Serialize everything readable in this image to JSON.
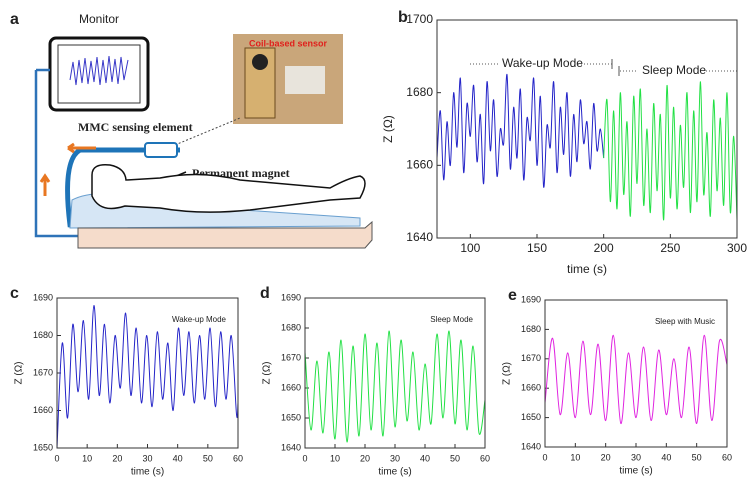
{
  "diagram": {
    "panel_label": "a",
    "labels": {
      "monitor": "Monitor",
      "sensor": "Coil-based sensor",
      "element": "MMC sensing element",
      "magnet": "Permanent magnet"
    }
  },
  "chart_data": [
    {
      "type": "line",
      "panel_label": "b",
      "xlabel": "time (s)",
      "ylabel": "Z (Ω)",
      "x": [
        75,
        77.5,
        80,
        82.5,
        85,
        87.5,
        90,
        92.5,
        95,
        97.5,
        100,
        102.5,
        105,
        107.5,
        110,
        112.5,
        115,
        117.5,
        120,
        122.5,
        125,
        127.5,
        130,
        132.5,
        135,
        137.5,
        140,
        142.5,
        145,
        147.5,
        150,
        152.5,
        155,
        157.5,
        160,
        162.5,
        165,
        167.5,
        170,
        172.5,
        175,
        177.5,
        180,
        182.5,
        185,
        187.5,
        190,
        192.5,
        195,
        197.5,
        200,
        202.5,
        205,
        207.5,
        210,
        212.5,
        215,
        217.5,
        220,
        222.5,
        225,
        227.5,
        230,
        232.5,
        235,
        237.5,
        240,
        242.5,
        245,
        247.5,
        250,
        252.5,
        255,
        257.5,
        260,
        262.5,
        265,
        267.5,
        270,
        272.5,
        275,
        277.5,
        280,
        282.5,
        285,
        287.5,
        290,
        292.5,
        295,
        297.5,
        300
      ],
      "xlim": [
        75,
        300
      ],
      "xticks": [
        100,
        150,
        200,
        250,
        300
      ],
      "ylim": [
        1640,
        1700
      ],
      "yticks": [
        1640,
        1660,
        1680,
        1700
      ],
      "series": [
        {
          "name": "Wake-up Mode",
          "color": "#2424c8",
          "values": [
            1662,
            1675,
            1656,
            1672,
            1660,
            1680,
            1665,
            1684,
            1658,
            1677,
            1668,
            1682,
            1661,
            1674,
            1655,
            1683,
            1664,
            1678,
            1657,
            1670,
            1666,
            1685,
            1659,
            1676,
            1662,
            1681,
            1656,
            1673,
            1667,
            1684,
            1660,
            1679,
            1654,
            1671,
            1665,
            1683,
            1658,
            1676,
            1663,
            1680,
            1657,
            1674,
            1661,
            1678,
            1666,
            1672,
            1659,
            1677,
            1664,
            1670,
            1662,
            null,
            null,
            null,
            null,
            null,
            null,
            null,
            null,
            null,
            null,
            null,
            null,
            null,
            null,
            null,
            null,
            null,
            null,
            null,
            null,
            null,
            null,
            null,
            null,
            null,
            null,
            null,
            null,
            null,
            null,
            null,
            null,
            null,
            null,
            null,
            null,
            null,
            null,
            null,
            null
          ]
        },
        {
          "name": "Sleep Mode",
          "color": "#22e044",
          "values": [
            null,
            null,
            null,
            null,
            null,
            null,
            null,
            null,
            null,
            null,
            null,
            null,
            null,
            null,
            null,
            null,
            null,
            null,
            null,
            null,
            null,
            null,
            null,
            null,
            null,
            null,
            null,
            null,
            null,
            null,
            null,
            null,
            null,
            null,
            null,
            null,
            null,
            null,
            null,
            null,
            null,
            null,
            null,
            null,
            null,
            null,
            null,
            null,
            null,
            null,
            1662,
            1678,
            1650,
            1675,
            1648,
            1680,
            1652,
            1672,
            1646,
            1679,
            1655,
            1681,
            1649,
            1670,
            1647,
            1677,
            1653,
            1674,
            1645,
            1682,
            1651,
            1676,
            1648,
            1671,
            1654,
            1680,
            1647,
            1675,
            1650,
            1683,
            1652,
            1669,
            1646,
            1678,
            1653,
            1673,
            1649,
            1680,
            1647,
            1668,
            1645
          ]
        }
      ]
    },
    {
      "type": "line",
      "panel_label": "c",
      "xlabel": "time (s)",
      "ylabel": "Z (Ω)",
      "x": [
        0,
        1.75,
        3.5,
        5.25,
        7,
        8.75,
        10.5,
        12.25,
        14,
        15.75,
        17.5,
        19.25,
        21,
        22.75,
        24.5,
        26.25,
        28,
        29.75,
        31.5,
        33.25,
        35,
        36.75,
        38.5,
        40.25,
        42,
        43.75,
        45.5,
        47.25,
        49,
        50.75,
        52.5,
        54.25,
        56,
        57.75,
        59.5,
        60
      ],
      "xlim": [
        0,
        60
      ],
      "xticks": [
        0,
        10,
        20,
        30,
        40,
        50,
        60
      ],
      "ylim": [
        1650,
        1690
      ],
      "yticks": [
        1650,
        1660,
        1670,
        1680,
        1690
      ],
      "series": [
        {
          "name": "Wake-up Mode",
          "color": "#2424c8",
          "values": [
            1650,
            1678,
            1658,
            1683,
            1665,
            1684,
            1663,
            1688,
            1664,
            1683,
            1662,
            1680,
            1666,
            1686,
            1664,
            1682,
            1662,
            1680,
            1661,
            1681,
            1663,
            1678,
            1660,
            1682,
            1664,
            1681,
            1662,
            1680,
            1663,
            1682,
            1661,
            1681,
            1663,
            1680,
            1659,
            1662
          ]
        }
      ]
    },
    {
      "type": "line",
      "panel_label": "d",
      "xlabel": "time (s)",
      "ylabel": "Z (Ω)",
      "x": [
        0,
        2,
        4,
        6,
        8,
        10,
        12,
        14,
        16,
        18,
        20,
        22,
        24,
        26,
        28,
        30,
        32,
        34,
        36,
        38,
        40,
        42,
        44,
        46,
        48,
        50,
        52,
        54,
        56,
        58,
        60
      ],
      "xlim": [
        0,
        60
      ],
      "xticks": [
        0,
        10,
        20,
        30,
        40,
        50,
        60
      ],
      "ylim": [
        1640,
        1690
      ],
      "yticks": [
        1640,
        1650,
        1660,
        1670,
        1680,
        1690
      ],
      "series": [
        {
          "name": "Sleep Mode",
          "color": "#22e044",
          "values": [
            1672,
            1646,
            1669,
            1645,
            1672,
            1643,
            1676,
            1642,
            1674,
            1644,
            1678,
            1646,
            1675,
            1644,
            1679,
            1647,
            1676,
            1649,
            1672,
            1646,
            1668,
            1648,
            1678,
            1650,
            1679,
            1648,
            1676,
            1646,
            1674,
            1645,
            1656
          ]
        }
      ]
    },
    {
      "type": "line",
      "panel_label": "e",
      "xlabel": "time (s)",
      "ylabel": "Z (Ω)",
      "x": [
        0,
        2.5,
        5,
        7.5,
        10,
        12.5,
        15,
        17.5,
        20,
        22.5,
        25,
        27.5,
        30,
        32.5,
        35,
        37.5,
        40,
        42.5,
        45,
        47.5,
        50,
        52.5,
        55,
        57.5,
        60
      ],
      "xlim": [
        0,
        60
      ],
      "xticks": [
        0,
        10,
        20,
        30,
        40,
        50,
        60
      ],
      "ylim": [
        1640,
        1690
      ],
      "yticks": [
        1640,
        1650,
        1660,
        1670,
        1680,
        1690
      ],
      "series": [
        {
          "name": "Sleep with Music",
          "color": "#e024e0",
          "values": [
            1655,
            1677,
            1651,
            1672,
            1650,
            1676,
            1651,
            1675,
            1649,
            1678,
            1648,
            1672,
            1650,
            1674,
            1649,
            1673,
            1651,
            1670,
            1650,
            1674,
            1648,
            1678,
            1649,
            1676,
            1668
          ]
        }
      ]
    }
  ]
}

···

Copy every record character for character. Skip the pictures.

• **Exercise result**
Serialize everything readable in this image to JSON.
{
  "diagram": {
    "panel_label": "a",
    "labels": {
      "monitor": "Monitor",
      "sensor": "Coil-based sensor",
      "element": "MMC sensing element",
      "magnet": "Permanent magnet"
    }
  },
  "chart_data": [
    {
      "type": "line",
      "panel_label": "b",
      "xlabel": "time (s)",
      "ylabel": "Z (Ω)",
      "x": [
        75,
        77.5,
        80,
        82.5,
        85,
        87.5,
        90,
        92.5,
        95,
        97.5,
        100,
        102.5,
        105,
        107.5,
        110,
        112.5,
        115,
        117.5,
        120,
        122.5,
        125,
        127.5,
        130,
        132.5,
        135,
        137.5,
        140,
        142.5,
        145,
        147.5,
        150,
        152.5,
        155,
        157.5,
        160,
        162.5,
        165,
        167.5,
        170,
        172.5,
        175,
        177.5,
        180,
        182.5,
        185,
        187.5,
        190,
        192.5,
        195,
        197.5,
        200,
        202.5,
        205,
        207.5,
        210,
        212.5,
        215,
        217.5,
        220,
        222.5,
        225,
        227.5,
        230,
        232.5,
        235,
        237.5,
        240,
        242.5,
        245,
        247.5,
        250,
        252.5,
        255,
        257.5,
        260,
        262.5,
        265,
        267.5,
        270,
        272.5,
        275,
        277.5,
        280,
        282.5,
        285,
        287.5,
        290,
        292.5,
        295,
        297.5,
        300
      ],
      "xlim": [
        75,
        300
      ],
      "xticks": [
        100,
        150,
        200,
        250,
        300
      ],
      "ylim": [
        1640,
        1700
      ],
      "yticks": [
        1640,
        1660,
        1680,
        1700
      ],
      "series": [
        {
          "name": "Wake-up Mode",
          "color": "#2424c8",
          "values": [
            1662,
            1675,
            1656,
            1672,
            1660,
            1680,
            1665,
            1684,
            1658,
            1677,
            1668,
            1682,
            1661,
            1674,
            1655,
            1683,
            1664,
            1678,
            1657,
            1670,
            1666,
            1685,
            1659,
            1676,
            1662,
            1681,
            1656,
            1673,
            1667,
            1684,
            1660,
            1679,
            1654,
            1671,
            1665,
            1683,
            1658,
            1676,
            1663,
            1680,
            1657,
            1674,
            1661,
            1678,
            1666,
            1672,
            1659,
            1677,
            1664,
            1670,
            1662,
            null,
            null,
            null,
            null,
            null,
            null,
            null,
            null,
            null,
            null,
            null,
            null,
            null,
            null,
            null,
            null,
            null,
            null,
            null,
            null,
            null,
            null,
            null,
            null,
            null,
            null,
            null,
            null,
            null,
            null,
            null,
            null,
            null,
            null,
            null,
            null,
            null,
            null,
            null,
            null
          ]
        },
        {
          "name": "Sleep Mode",
          "color": "#22e044",
          "values": [
            null,
            null,
            null,
            null,
            null,
            null,
            null,
            null,
            null,
            null,
            null,
            null,
            null,
            null,
            null,
            null,
            null,
            null,
            null,
            null,
            null,
            null,
            null,
            null,
            null,
            null,
            null,
            null,
            null,
            null,
            null,
            null,
            null,
            null,
            null,
            null,
            null,
            null,
            null,
            null,
            null,
            null,
            null,
            null,
            null,
            null,
            null,
            null,
            null,
            null,
            1662,
            1678,
            1650,
            1675,
            1648,
            1680,
            1652,
            1672,
            1646,
            1679,
            1655,
            1681,
            1649,
            1670,
            1647,
            1677,
            1653,
            1674,
            1645,
            1682,
            1651,
            1676,
            1648,
            1671,
            1654,
            1680,
            1647,
            1675,
            1650,
            1683,
            1652,
            1669,
            1646,
            1678,
            1653,
            1673,
            1649,
            1680,
            1647,
            1668,
            1645
          ]
        }
      ]
    },
    {
      "type": "line",
      "panel_label": "c",
      "xlabel": "time (s)",
      "ylabel": "Z (Ω)",
      "x": [
        0,
        1.75,
        3.5,
        5.25,
        7,
        8.75,
        10.5,
        12.25,
        14,
        15.75,
        17.5,
        19.25,
        21,
        22.75,
        24.5,
        26.25,
        28,
        29.75,
        31.5,
        33.25,
        35,
        36.75,
        38.5,
        40.25,
        42,
        43.75,
        45.5,
        47.25,
        49,
        50.75,
        52.5,
        54.25,
        56,
        57.75,
        59.5,
        60
      ],
      "xlim": [
        0,
        60
      ],
      "xticks": [
        0,
        10,
        20,
        30,
        40,
        50,
        60
      ],
      "ylim": [
        1650,
        1690
      ],
      "yticks": [
        1650,
        1660,
        1670,
        1680,
        1690
      ],
      "series": [
        {
          "name": "Wake-up Mode",
          "color": "#2424c8",
          "values": [
            1650,
            1678,
            1658,
            1683,
            1665,
            1684,
            1663,
            1688,
            1664,
            1683,
            1662,
            1680,
            1666,
            1686,
            1664,
            1682,
            1662,
            1680,
            1661,
            1681,
            1663,
            1678,
            1660,
            1682,
            1664,
            1681,
            1662,
            1680,
            1663,
            1682,
            1661,
            1681,
            1663,
            1680,
            1659,
            1662
          ]
        }
      ]
    },
    {
      "type": "line",
      "panel_label": "d",
      "xlabel": "time (s)",
      "ylabel": "Z (Ω)",
      "x": [
        0,
        2,
        4,
        6,
        8,
        10,
        12,
        14,
        16,
        18,
        20,
        22,
        24,
        26,
        28,
        30,
        32,
        34,
        36,
        38,
        40,
        42,
        44,
        46,
        48,
        50,
        52,
        54,
        56,
        58,
        60
      ],
      "xlim": [
        0,
        60
      ],
      "xticks": [
        0,
        10,
        20,
        30,
        40,
        50,
        60
      ],
      "ylim": [
        1640,
        1690
      ],
      "yticks": [
        1640,
        1650,
        1660,
        1670,
        1680,
        1690
      ],
      "series": [
        {
          "name": "Sleep Mode",
          "color": "#22e044",
          "values": [
            1672,
            1646,
            1669,
            1645,
            1672,
            1643,
            1676,
            1642,
            1674,
            1644,
            1678,
            1646,
            1675,
            1644,
            1679,
            1647,
            1676,
            1649,
            1672,
            1646,
            1668,
            1648,
            1678,
            1650,
            1679,
            1648,
            1676,
            1646,
            1674,
            1645,
            1656
          ]
        }
      ]
    },
    {
      "type": "line",
      "panel_label": "e",
      "xlabel": "time (s)",
      "ylabel": "Z (Ω)",
      "x": [
        0,
        2.5,
        5,
        7.5,
        10,
        12.5,
        15,
        17.5,
        20,
        22.5,
        25,
        27.5,
        30,
        32.5,
        35,
        37.5,
        40,
        42.5,
        45,
        47.5,
        50,
        52.5,
        55,
        57.5,
        60
      ],
      "xlim": [
        0,
        60
      ],
      "xticks": [
        0,
        10,
        20,
        30,
        40,
        50,
        60
      ],
      "ylim": [
        1640,
        1690
      ],
      "yticks": [
        1640,
        1650,
        1660,
        1670,
        1680,
        1690
      ],
      "series": [
        {
          "name": "Sleep with Music",
          "color": "#e024e0",
          "values": [
            1655,
            1677,
            1651,
            1672,
            1650,
            1676,
            1651,
            1675,
            1649,
            1678,
            1648,
            1672,
            1650,
            1674,
            1649,
            1673,
            1651,
            1670,
            1650,
            1674,
            1648,
            1678,
            1649,
            1676,
            1668
          ]
        }
      ]
    }
  ]
}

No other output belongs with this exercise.